● Work to do
Every line with the word "name" in it should be extracted from the data that follows.

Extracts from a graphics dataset
++++++++++++++++++++
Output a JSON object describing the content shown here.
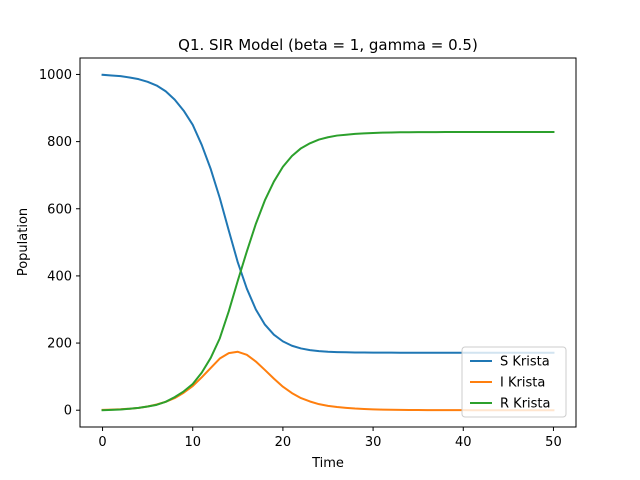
{
  "chart_data": {
    "type": "line",
    "title": "Q1. SIR Model (beta = 1, gamma = 0.5)",
    "xlabel": "Time",
    "ylabel": "Population",
    "xlim": [
      -2.5,
      52.5
    ],
    "ylim": [
      -50,
      1049
    ],
    "xticks": [
      0,
      10,
      20,
      30,
      40,
      50
    ],
    "yticks": [
      0,
      200,
      400,
      600,
      800,
      1000
    ],
    "grid": false,
    "legend_position": "lower-right",
    "x": [
      0,
      1,
      2,
      3,
      4,
      5,
      6,
      7,
      8,
      9,
      10,
      11,
      12,
      13,
      14,
      15,
      16,
      17,
      18,
      19,
      20,
      21,
      22,
      23,
      24,
      25,
      26,
      27,
      28,
      29,
      30,
      31,
      32,
      33,
      34,
      35,
      36,
      37,
      38,
      39,
      40,
      41,
      42,
      43,
      44,
      45,
      46,
      47,
      48,
      49,
      50
    ],
    "series": [
      {
        "name": "S Krista",
        "color": "#1f77b4",
        "values": [
          999,
          997,
          995,
          991,
          986,
          978,
          967,
          950,
          925,
          892,
          850,
          790,
          718,
          632,
          535,
          440,
          362,
          300,
          255,
          225,
          205,
          192,
          184,
          179,
          176,
          174,
          173,
          172.5,
          172,
          171.8,
          171.6,
          171.5,
          171.4,
          171.3,
          171.3,
          171.3,
          171.3,
          171.3,
          171.3,
          171.3,
          171.3,
          171.3,
          171.3,
          171.3,
          171.3,
          171.3,
          171.3,
          171.3,
          171.3,
          171.3,
          171.3
        ]
      },
      {
        "name": "I Krista",
        "color": "#ff7f0e",
        "values": [
          1,
          1.7,
          2.8,
          4.5,
          7,
          11,
          17,
          25,
          36,
          52,
          72,
          98,
          126,
          154,
          170,
          174,
          165,
          145,
          120,
          94,
          70,
          51,
          36,
          26,
          18,
          13,
          9.5,
          7,
          5,
          3.6,
          2.6,
          1.9,
          1.4,
          1,
          0.7,
          0.5,
          0.4,
          0.3,
          0.2,
          0.15,
          0.1,
          0.08,
          0.06,
          0.04,
          0.03,
          0.02,
          0.02,
          0.01,
          0.01,
          0.01,
          0.01
        ]
      },
      {
        "name": "R Krista",
        "color": "#2ca02c",
        "values": [
          0,
          1,
          2.2,
          4.5,
          7,
          11,
          16,
          25,
          39,
          56,
          78,
          112,
          156,
          214,
          295,
          386,
          473,
          555,
          625,
          681,
          725,
          757,
          780,
          795,
          806,
          813,
          818,
          820.5,
          823,
          824.6,
          825.8,
          826.6,
          827.2,
          827.7,
          828,
          828.2,
          828.3,
          828.4,
          828.5,
          828.55,
          828.6,
          828.62,
          828.64,
          828.66,
          828.67,
          828.68,
          828.68,
          828.69,
          828.69,
          828.69,
          828.69
        ]
      }
    ]
  }
}
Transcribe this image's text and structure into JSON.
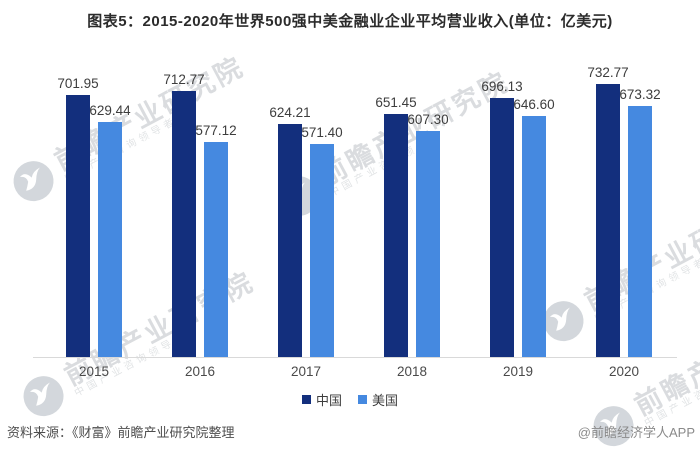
{
  "title": "图表5：2015-2020年世界500强中美金融业企业平均营业收入(单位：亿美元)",
  "chart_data": {
    "type": "bar",
    "title": "图表5：2015-2020年世界500强中美金融业企业平均营业收入(单位：亿美元)",
    "categories": [
      "2015",
      "2016",
      "2017",
      "2018",
      "2019",
      "2020"
    ],
    "series": [
      {
        "name": "中国",
        "color": "#132F7D",
        "values": [
          701.95,
          712.77,
          624.21,
          651.45,
          696.13,
          732.77
        ]
      },
      {
        "name": "美国",
        "color": "#4589E0",
        "values": [
          629.44,
          577.12,
          571.4,
          607.3,
          646.6,
          673.32
        ]
      }
    ],
    "xlabel": "",
    "ylabel": "",
    "unit": "亿美元",
    "ylim": [
      0,
      760
    ],
    "grid": false,
    "legend_position": "bottom",
    "value_labels": true,
    "value_label_decimals": 2
  },
  "footer": {
    "source": "资料来源：《财富》前瞻产业研究院整理",
    "credit": "@前瞻经济学人APP"
  },
  "watermark": {
    "text": "前瞻产业研究院",
    "subtext": "中国产业咨询领导者",
    "logo": "qianzhan-bird-logo"
  }
}
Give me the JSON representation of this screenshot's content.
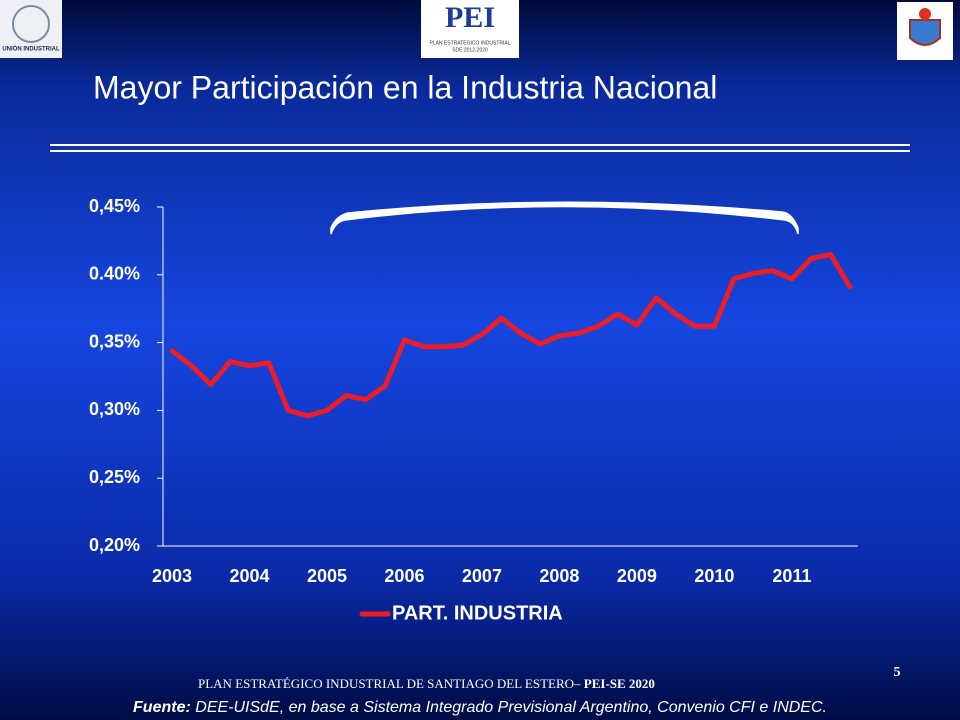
{
  "slide": {
    "logo_left": "UNIÓN INDUSTRIAL",
    "logo_center": {
      "name": "PEI",
      "line1": "PLAN ESTRATEGICO INDUSTRIAL",
      "line2": "SDE 2012-2020"
    },
    "footer": "PLAN ESTRATÉGICO INDUSTRIAL  DE SANTIAGO DEL ESTERO– ",
    "footer_bold": "PEI-SE 2020",
    "page_number": "5",
    "source_label": "Fuente:",
    "source": " DEE-UISdE, en base a Sistema Integrado Previsional Argentino, Convenio CFI e INDEC."
  },
  "chart_data": {
    "type": "line",
    "title": "Mayor Participación en la Industria Nacional",
    "categories": [
      "2003",
      null,
      null,
      null,
      "2004",
      null,
      null,
      null,
      "2005",
      null,
      null,
      null,
      "2006",
      null,
      null,
      null,
      "2007",
      null,
      null,
      null,
      "2008",
      null,
      null,
      null,
      "2009",
      null,
      null,
      null,
      "2010",
      null,
      null,
      null,
      "2011",
      null,
      null,
      null
    ],
    "series": [
      {
        "name": "PART. INDUSTRIA",
        "color": "#ee1c25",
        "values": [
          0.344,
          0.333,
          0.319,
          0.336,
          0.333,
          0.335,
          0.3,
          0.296,
          0.3,
          0.311,
          0.308,
          0.318,
          0.352,
          0.347,
          0.347,
          0.348,
          0.356,
          0.368,
          0.357,
          0.349,
          0.355,
          0.357,
          0.362,
          0.371,
          0.363,
          0.383,
          0.371,
          0.362,
          0.362,
          0.397,
          0.401,
          0.403,
          0.397,
          0.412,
          0.415,
          0.391
        ]
      }
    ],
    "ylim": [
      0.2,
      0.45
    ],
    "yticks": [
      {
        "value": 0.2,
        "label": "0,20%"
      },
      {
        "value": 0.25,
        "label": "0,25%"
      },
      {
        "value": 0.3,
        "label": "0,30%"
      },
      {
        "value": 0.35,
        "label": "0,35%"
      },
      {
        "value": 0.4,
        "label": "0.40%"
      },
      {
        "value": 0.45,
        "label": "0,45%"
      }
    ],
    "grid": false,
    "legend": "bottom"
  }
}
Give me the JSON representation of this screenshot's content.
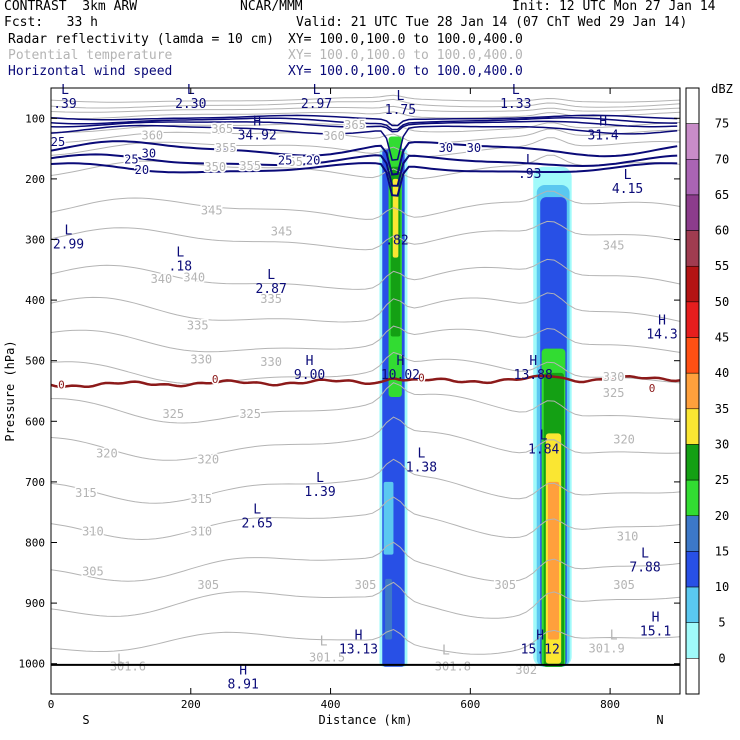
{
  "header": {
    "left_line1": "CONTRAST  3km ARW",
    "center_line1": "NCAR/MMM",
    "init": "Init: 12 UTC Mon 27 Jan 14",
    "fcst": "Fcst:   33 h",
    "valid": "Valid: 21 UTC Tue 28 Jan 14 (07 ChT Wed 29 Jan 14)",
    "field1": "Radar reflectivity (lamda = 10 cm)",
    "field1_xy": "XY= 100.0,100.0 to 100.0,400.0",
    "field2": "Potential temperature",
    "field2_xy": "XY= 100.0,100.0 to 100.0,400.0",
    "field3": "Horizontal wind speed",
    "field3_xy": "XY= 100.0,100.0 to 100.0,400.0"
  },
  "colors": {
    "theta": "#b4b4b4",
    "wind": "#0a0a78",
    "freezing": "#8c1a1a",
    "text": "#000000"
  },
  "chart_data": {
    "type": "cross-section",
    "title": "Radar reflectivity / Potential temperature / Horizontal wind speed",
    "xlabel": "Distance (km)",
    "ylabel": "Pressure (hPa)",
    "xlim": [
      0,
      900
    ],
    "ylim": [
      1050,
      50
    ],
    "x_ticks": [
      0,
      200,
      400,
      600,
      800
    ],
    "y_ticks": [
      100,
      200,
      300,
      400,
      500,
      600,
      700,
      800,
      900,
      1000
    ],
    "x_end_labels": {
      "left": "S",
      "right": "N"
    },
    "colorbar": {
      "unit": "dBZ",
      "levels": [
        0,
        5,
        10,
        15,
        20,
        25,
        30,
        35,
        40,
        45,
        50,
        55,
        60,
        65,
        70,
        75
      ],
      "colors": [
        "#ffffff",
        "#a0fafa",
        "#5ac8f0",
        "#2850e6",
        "#3c78c8",
        "#32dc32",
        "#14a014",
        "#fae632",
        "#ffa03c",
        "#ff5014",
        "#e61e1e",
        "#b41414",
        "#a03c50",
        "#8c3c8c",
        "#aa64b4",
        "#c88cc8",
        "#ffffff"
      ]
    },
    "wind_labels": [
      {
        "x": 10,
        "p": 139,
        "text": "25"
      },
      {
        "x": 140,
        "p": 158,
        "text": "30"
      },
      {
        "x": 130,
        "p": 185,
        "text": "20"
      },
      {
        "x": 115,
        "p": 168,
        "text": "25"
      },
      {
        "x": 335,
        "p": 170,
        "text": "25"
      },
      {
        "x": 375,
        "p": 170,
        "text": "20"
      },
      {
        "x": 565,
        "p": 149,
        "text": "30"
      },
      {
        "x": 605,
        "p": 149,
        "text": "30"
      }
    ],
    "theta_labels": [
      {
        "x": 145,
        "p": 128,
        "text": "360"
      },
      {
        "x": 245,
        "p": 118,
        "text": "365"
      },
      {
        "x": 405,
        "p": 129,
        "text": "360"
      },
      {
        "x": 435,
        "p": 111,
        "text": "365"
      },
      {
        "x": 250,
        "p": 149,
        "text": "355"
      },
      {
        "x": 285,
        "p": 179,
        "text": "355"
      },
      {
        "x": 235,
        "p": 180,
        "text": "350"
      },
      {
        "x": 345,
        "p": 172,
        "text": "355"
      },
      {
        "x": 330,
        "p": 287,
        "text": "345"
      },
      {
        "x": 230,
        "p": 252,
        "text": "345"
      },
      {
        "x": 805,
        "p": 310,
        "text": "345"
      },
      {
        "x": 158,
        "p": 365,
        "text": "340"
      },
      {
        "x": 205,
        "p": 363,
        "text": "340"
      },
      {
        "x": 315,
        "p": 398,
        "text": "335"
      },
      {
        "x": 210,
        "p": 442,
        "text": "335"
      },
      {
        "x": 215,
        "p": 498,
        "text": "330"
      },
      {
        "x": 315,
        "p": 502,
        "text": "330"
      },
      {
        "x": 805,
        "p": 527,
        "text": "330"
      },
      {
        "x": 175,
        "p": 588,
        "text": "325"
      },
      {
        "x": 285,
        "p": 588,
        "text": "325"
      },
      {
        "x": 805,
        "p": 553,
        "text": "325"
      },
      {
        "x": 80,
        "p": 653,
        "text": "320"
      },
      {
        "x": 225,
        "p": 663,
        "text": "320"
      },
      {
        "x": 820,
        "p": 630,
        "text": "320"
      },
      {
        "x": 50,
        "p": 718,
        "text": "315"
      },
      {
        "x": 215,
        "p": 728,
        "text": "315"
      },
      {
        "x": 60,
        "p": 782,
        "text": "310"
      },
      {
        "x": 215,
        "p": 782,
        "text": "310"
      },
      {
        "x": 825,
        "p": 790,
        "text": "310"
      },
      {
        "x": 60,
        "p": 848,
        "text": "305"
      },
      {
        "x": 225,
        "p": 870,
        "text": "305"
      },
      {
        "x": 650,
        "p": 870,
        "text": "305"
      },
      {
        "x": 820,
        "p": 870,
        "text": "305"
      },
      {
        "x": 450,
        "p": 870,
        "text": "305"
      },
      {
        "x": 110,
        "p": 1005,
        "text": "301.6"
      },
      {
        "x": 395,
        "p": 990,
        "text": "301.5"
      },
      {
        "x": 575,
        "p": 1005,
        "text": "301.8"
      },
      {
        "x": 680,
        "p": 1010,
        "text": "302"
      },
      {
        "x": 795,
        "p": 975,
        "text": "301.9"
      }
    ],
    "freezing_label": {
      "x": 15,
      "p": 539,
      "text": "0"
    },
    "freezing_label_2": {
      "x": 235,
      "p": 530,
      "text": "0"
    },
    "freezing_label_3": {
      "x": 530,
      "p": 528,
      "text": "0"
    },
    "freezing_label_4": {
      "x": 860,
      "p": 545,
      "text": "0"
    },
    "extrema": [
      {
        "x": 20,
        "p": 60,
        "sym": "L",
        "val": ".39",
        "color": "navy"
      },
      {
        "x": 200,
        "p": 60,
        "sym": "L",
        "val": "2.30",
        "color": "navy"
      },
      {
        "x": 380,
        "p": 60,
        "sym": "L",
        "val": "2.97",
        "color": "navy"
      },
      {
        "x": 500,
        "p": 70,
        "sym": "L",
        "val": "1.75",
        "color": "navy"
      },
      {
        "x": 665,
        "p": 60,
        "sym": "L",
        "val": "1.33",
        "color": "navy"
      },
      {
        "x": 295,
        "p": 112,
        "sym": "H",
        "val": "34.92",
        "color": "navy"
      },
      {
        "x": 790,
        "p": 112,
        "sym": "H",
        "val": "31.4",
        "color": "navy"
      },
      {
        "x": 685,
        "p": 175,
        "sym": "L",
        "val": ".93",
        "color": "navy"
      },
      {
        "x": 825,
        "p": 200,
        "sym": "L",
        "val": "4.15",
        "color": "navy"
      },
      {
        "x": 495,
        "p": 285,
        "sym": "",
        "val": ".82",
        "color": "navy"
      },
      {
        "x": 25,
        "p": 292,
        "sym": "L",
        "val": "2.99",
        "color": "navy"
      },
      {
        "x": 185,
        "p": 328,
        "sym": "L",
        "val": ".18",
        "color": "navy"
      },
      {
        "x": 315,
        "p": 365,
        "sym": "L",
        "val": "2.87",
        "color": "navy"
      },
      {
        "x": 880,
        "p": 440,
        "sym": "H",
        "val": "14.3",
        "color": "navy"
      },
      {
        "x": 370,
        "p": 507,
        "sym": "H",
        "val": "9.00",
        "color": "navy"
      },
      {
        "x": 500,
        "p": 507,
        "sym": "H",
        "val": "10.02",
        "color": "navy"
      },
      {
        "x": 690,
        "p": 507,
        "sym": "H",
        "val": "13.88",
        "color": "navy"
      },
      {
        "x": 705,
        "p": 630,
        "sym": "L",
        "val": "1.84",
        "color": "navy"
      },
      {
        "x": 530,
        "p": 660,
        "sym": "L",
        "val": "1.38",
        "color": "navy"
      },
      {
        "x": 385,
        "p": 700,
        "sym": "L",
        "val": "1.39",
        "color": "navy"
      },
      {
        "x": 295,
        "p": 752,
        "sym": "L",
        "val": "2.65",
        "color": "navy"
      },
      {
        "x": 850,
        "p": 825,
        "sym": "L",
        "val": "7.88",
        "color": "navy"
      },
      {
        "x": 865,
        "p": 930,
        "sym": "H",
        "val": "15.1",
        "color": "navy"
      },
      {
        "x": 440,
        "p": 960,
        "sym": "H",
        "val": "13.13",
        "color": "navy"
      },
      {
        "x": 700,
        "p": 960,
        "sym": "H",
        "val": "15.12",
        "color": "navy"
      },
      {
        "x": 275,
        "p": 1018,
        "sym": "H",
        "val": "8.91",
        "color": "navy"
      },
      {
        "x": 100,
        "p": 1000,
        "sym": "L",
        "val": "",
        "color": "grey"
      },
      {
        "x": 390,
        "p": 970,
        "sym": "L",
        "val": "",
        "color": "grey"
      },
      {
        "x": 565,
        "p": 985,
        "sym": "L",
        "val": "",
        "color": "grey"
      },
      {
        "x": 805,
        "p": 960,
        "sym": "L",
        "val": "",
        "color": "grey"
      }
    ],
    "ground_pressure_hpa": 1002
  }
}
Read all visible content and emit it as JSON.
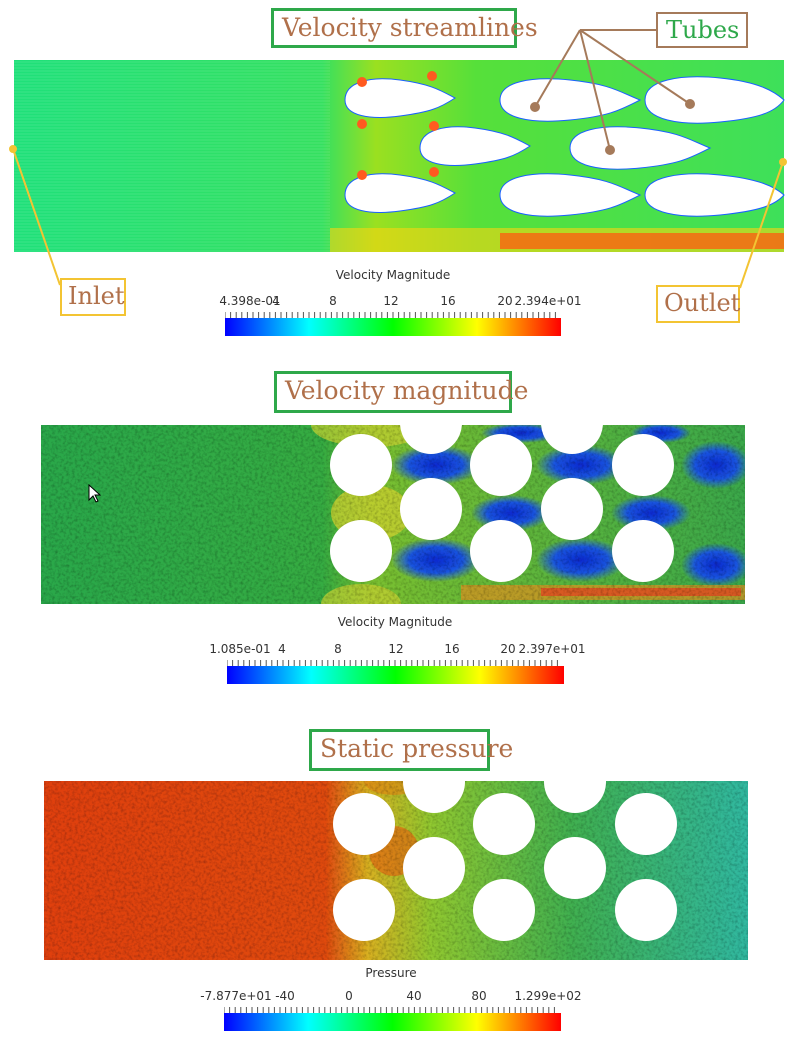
{
  "panel1": {
    "title": "Velocity streamlines",
    "tubes_label": "Tubes",
    "inlet_label": "Inlet",
    "outlet_label": "Outlet",
    "legend": {
      "title": "Velocity Magnitude",
      "ticks": [
        "4.398e-01",
        "4",
        "8",
        "12",
        "16",
        "20",
        "2.394e+01"
      ]
    }
  },
  "panel2": {
    "title": "Velocity magnitude",
    "legend": {
      "title": "Velocity Magnitude",
      "ticks": [
        "1.085e-01",
        "4",
        "8",
        "12",
        "16",
        "20",
        "2.397e+01"
      ]
    }
  },
  "panel3": {
    "title": "Static pressure",
    "legend": {
      "title": "Pressure",
      "ticks": [
        "-7.877e+01",
        "-40",
        "0",
        "40",
        "80",
        "1.299e+02"
      ]
    }
  },
  "colors": {
    "title_border": "#2ea84a",
    "title_text": "#b0704a",
    "label_border": "#f3c433",
    "tubes_border": "#a57a5a",
    "tubes_text": "#2ea84a",
    "colormap": [
      "#0000ff",
      "#00ffff",
      "#00ff00",
      "#ffff00",
      "#ff0000"
    ]
  }
}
++++++++++++++++++++
● Correct output
        "name": "S Krista",
        "name": "I Krista",
        "name": "R Krista",
        "name": "中国",
        "name": "美国",
      "name": "PEI",
        "name": "PART. INDUSTRIA",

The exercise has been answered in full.